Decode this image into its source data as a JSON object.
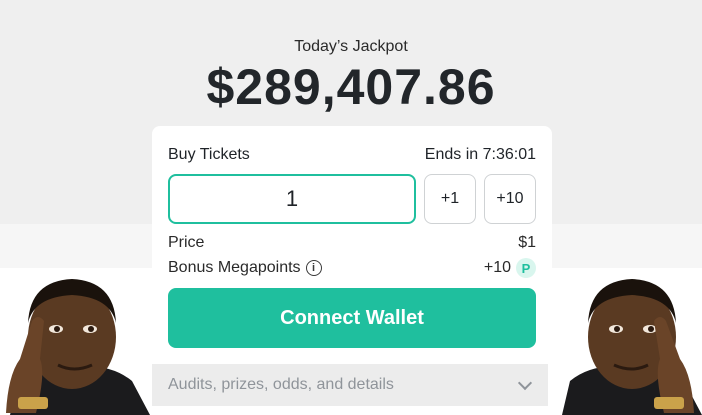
{
  "hero": {
    "label": "Today’s Jackpot",
    "amount": "$289,407.86"
  },
  "ticket_card": {
    "title": "Buy Tickets",
    "ends": "Ends in 7:36:01",
    "quantity": "1",
    "step_small": "+1",
    "step_large": "+10",
    "price_label": "Price",
    "price_value": "$1",
    "bonus_label": "Bonus Megapoints",
    "bonus_value": "+10",
    "bonus_icon_glyph": "P",
    "connect_label": "Connect Wallet"
  },
  "details": {
    "label": "Audits, prizes, odds, and details"
  },
  "colors": {
    "accent": "#1fbf9e",
    "hero_bg": "#efefef"
  },
  "icons": [
    "info-icon",
    "megapoints-icon",
    "chevron-down-icon",
    "meme-face-image"
  ]
}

* **WHAT NEEDS TO BE DONE**
Reproduce all of the material exactly, apart from the pictures.

* **ANSWER BELOW**
Decode this image into its source data as a JSON object.
{
  "hero": {
    "label": "Today’s Jackpot",
    "amount": "$289,407.86"
  },
  "ticket_card": {
    "title": "Buy Tickets",
    "ends": "Ends in 7:36:01",
    "quantity": "1",
    "step_small": "+1",
    "step_large": "+10",
    "price_label": "Price",
    "price_value": "$1",
    "bonus_label": "Bonus Megapoints",
    "bonus_value": "+10",
    "bonus_icon_glyph": "P",
    "connect_label": "Connect Wallet"
  },
  "details": {
    "label": "Audits, prizes, odds, and details"
  },
  "colors": {
    "accent": "#1fbf9e",
    "hero_bg": "#efefef"
  },
  "icons": [
    "info-icon",
    "megapoints-icon",
    "chevron-down-icon",
    "meme-face-image"
  ]
}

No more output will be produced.